Tally the lines that contain the string "significant" and give the number by itself.

▬▬▬▬▬▬▬▬▬▬

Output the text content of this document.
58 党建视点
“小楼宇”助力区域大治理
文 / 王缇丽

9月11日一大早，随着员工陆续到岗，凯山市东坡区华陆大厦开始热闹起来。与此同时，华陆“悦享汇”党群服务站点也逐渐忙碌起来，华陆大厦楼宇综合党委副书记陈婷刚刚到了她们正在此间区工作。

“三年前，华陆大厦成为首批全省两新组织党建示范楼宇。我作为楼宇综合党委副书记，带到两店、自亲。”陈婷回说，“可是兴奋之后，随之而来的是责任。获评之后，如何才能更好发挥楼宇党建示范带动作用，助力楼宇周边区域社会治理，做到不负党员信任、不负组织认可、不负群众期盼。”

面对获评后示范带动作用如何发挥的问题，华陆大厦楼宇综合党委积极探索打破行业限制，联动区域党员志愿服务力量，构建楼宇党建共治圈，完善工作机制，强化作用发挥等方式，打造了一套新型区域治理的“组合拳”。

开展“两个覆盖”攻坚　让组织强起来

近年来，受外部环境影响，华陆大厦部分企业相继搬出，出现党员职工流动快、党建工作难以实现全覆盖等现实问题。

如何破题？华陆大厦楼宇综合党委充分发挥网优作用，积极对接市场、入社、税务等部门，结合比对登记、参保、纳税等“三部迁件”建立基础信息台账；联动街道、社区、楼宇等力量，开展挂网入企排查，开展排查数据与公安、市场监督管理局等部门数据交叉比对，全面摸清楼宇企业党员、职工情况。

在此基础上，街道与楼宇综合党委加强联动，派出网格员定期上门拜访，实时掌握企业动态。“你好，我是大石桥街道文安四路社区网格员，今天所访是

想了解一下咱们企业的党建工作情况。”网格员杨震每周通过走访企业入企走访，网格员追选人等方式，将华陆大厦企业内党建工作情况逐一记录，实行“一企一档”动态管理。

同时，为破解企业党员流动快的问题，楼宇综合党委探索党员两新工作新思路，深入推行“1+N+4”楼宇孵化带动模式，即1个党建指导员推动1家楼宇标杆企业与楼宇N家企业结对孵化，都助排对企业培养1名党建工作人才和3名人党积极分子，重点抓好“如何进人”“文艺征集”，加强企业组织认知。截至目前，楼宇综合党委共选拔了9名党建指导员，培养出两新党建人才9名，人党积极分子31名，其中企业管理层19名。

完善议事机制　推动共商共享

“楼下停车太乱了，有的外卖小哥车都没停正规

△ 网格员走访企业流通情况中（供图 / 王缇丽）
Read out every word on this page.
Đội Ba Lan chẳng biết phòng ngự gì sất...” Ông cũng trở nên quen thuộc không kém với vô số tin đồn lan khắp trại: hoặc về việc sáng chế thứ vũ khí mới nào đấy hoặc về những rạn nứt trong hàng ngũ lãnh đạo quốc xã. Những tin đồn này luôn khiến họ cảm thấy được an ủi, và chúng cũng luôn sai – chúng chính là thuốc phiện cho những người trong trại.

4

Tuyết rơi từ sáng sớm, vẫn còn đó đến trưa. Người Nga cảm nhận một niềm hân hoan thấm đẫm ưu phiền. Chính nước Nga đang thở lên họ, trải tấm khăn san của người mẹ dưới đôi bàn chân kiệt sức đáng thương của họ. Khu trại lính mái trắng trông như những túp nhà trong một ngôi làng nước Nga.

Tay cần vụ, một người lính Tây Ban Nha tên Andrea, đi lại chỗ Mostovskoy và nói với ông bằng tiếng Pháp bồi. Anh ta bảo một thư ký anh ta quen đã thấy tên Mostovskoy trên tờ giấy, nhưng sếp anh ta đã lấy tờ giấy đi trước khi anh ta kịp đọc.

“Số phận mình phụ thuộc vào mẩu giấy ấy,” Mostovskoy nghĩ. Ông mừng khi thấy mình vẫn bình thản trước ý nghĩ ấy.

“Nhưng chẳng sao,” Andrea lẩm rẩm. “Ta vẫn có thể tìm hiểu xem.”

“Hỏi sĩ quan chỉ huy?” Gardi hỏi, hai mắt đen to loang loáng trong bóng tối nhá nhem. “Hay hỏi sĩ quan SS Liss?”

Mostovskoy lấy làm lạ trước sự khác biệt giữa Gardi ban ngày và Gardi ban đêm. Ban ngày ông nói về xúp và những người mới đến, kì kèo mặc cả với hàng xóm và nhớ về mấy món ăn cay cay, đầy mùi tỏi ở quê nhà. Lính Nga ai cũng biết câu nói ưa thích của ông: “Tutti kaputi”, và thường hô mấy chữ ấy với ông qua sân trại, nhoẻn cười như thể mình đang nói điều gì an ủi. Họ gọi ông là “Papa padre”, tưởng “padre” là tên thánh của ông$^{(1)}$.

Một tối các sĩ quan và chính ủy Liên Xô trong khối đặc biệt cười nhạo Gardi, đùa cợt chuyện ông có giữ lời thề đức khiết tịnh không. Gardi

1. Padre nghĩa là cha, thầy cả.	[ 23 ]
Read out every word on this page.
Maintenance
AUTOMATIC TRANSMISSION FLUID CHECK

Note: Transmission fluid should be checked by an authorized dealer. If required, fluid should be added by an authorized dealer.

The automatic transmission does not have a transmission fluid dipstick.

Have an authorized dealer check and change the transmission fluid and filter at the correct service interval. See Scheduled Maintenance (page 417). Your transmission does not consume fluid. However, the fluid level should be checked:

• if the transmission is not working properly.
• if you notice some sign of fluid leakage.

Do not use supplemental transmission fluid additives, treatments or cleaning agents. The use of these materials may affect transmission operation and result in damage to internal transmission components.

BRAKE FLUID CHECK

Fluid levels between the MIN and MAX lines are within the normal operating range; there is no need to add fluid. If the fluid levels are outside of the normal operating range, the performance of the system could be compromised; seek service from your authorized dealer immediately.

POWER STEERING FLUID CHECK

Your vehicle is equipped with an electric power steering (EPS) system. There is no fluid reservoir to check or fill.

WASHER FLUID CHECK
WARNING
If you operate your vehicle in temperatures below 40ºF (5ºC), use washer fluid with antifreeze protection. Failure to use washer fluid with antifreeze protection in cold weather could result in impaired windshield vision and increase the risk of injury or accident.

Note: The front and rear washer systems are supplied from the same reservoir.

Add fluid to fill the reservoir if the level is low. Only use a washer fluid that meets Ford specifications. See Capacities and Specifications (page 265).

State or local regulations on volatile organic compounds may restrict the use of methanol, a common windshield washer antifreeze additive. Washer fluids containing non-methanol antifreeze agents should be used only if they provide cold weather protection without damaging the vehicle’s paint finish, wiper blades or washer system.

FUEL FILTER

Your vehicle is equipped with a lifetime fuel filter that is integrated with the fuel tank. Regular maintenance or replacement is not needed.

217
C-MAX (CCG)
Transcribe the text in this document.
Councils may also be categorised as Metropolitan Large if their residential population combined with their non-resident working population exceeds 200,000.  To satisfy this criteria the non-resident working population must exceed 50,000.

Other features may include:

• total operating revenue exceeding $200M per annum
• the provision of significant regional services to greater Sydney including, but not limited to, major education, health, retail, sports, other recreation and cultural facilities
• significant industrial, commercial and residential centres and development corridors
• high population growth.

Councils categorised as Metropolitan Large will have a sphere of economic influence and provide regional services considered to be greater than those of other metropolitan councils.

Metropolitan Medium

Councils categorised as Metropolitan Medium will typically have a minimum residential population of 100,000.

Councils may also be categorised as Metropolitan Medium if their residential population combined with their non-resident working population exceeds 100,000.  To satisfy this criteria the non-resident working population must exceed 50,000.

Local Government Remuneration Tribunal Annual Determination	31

▬▬▬▬▬▬▬▬▬▬

== SOLUTION TO THIS PROBLEM ==
2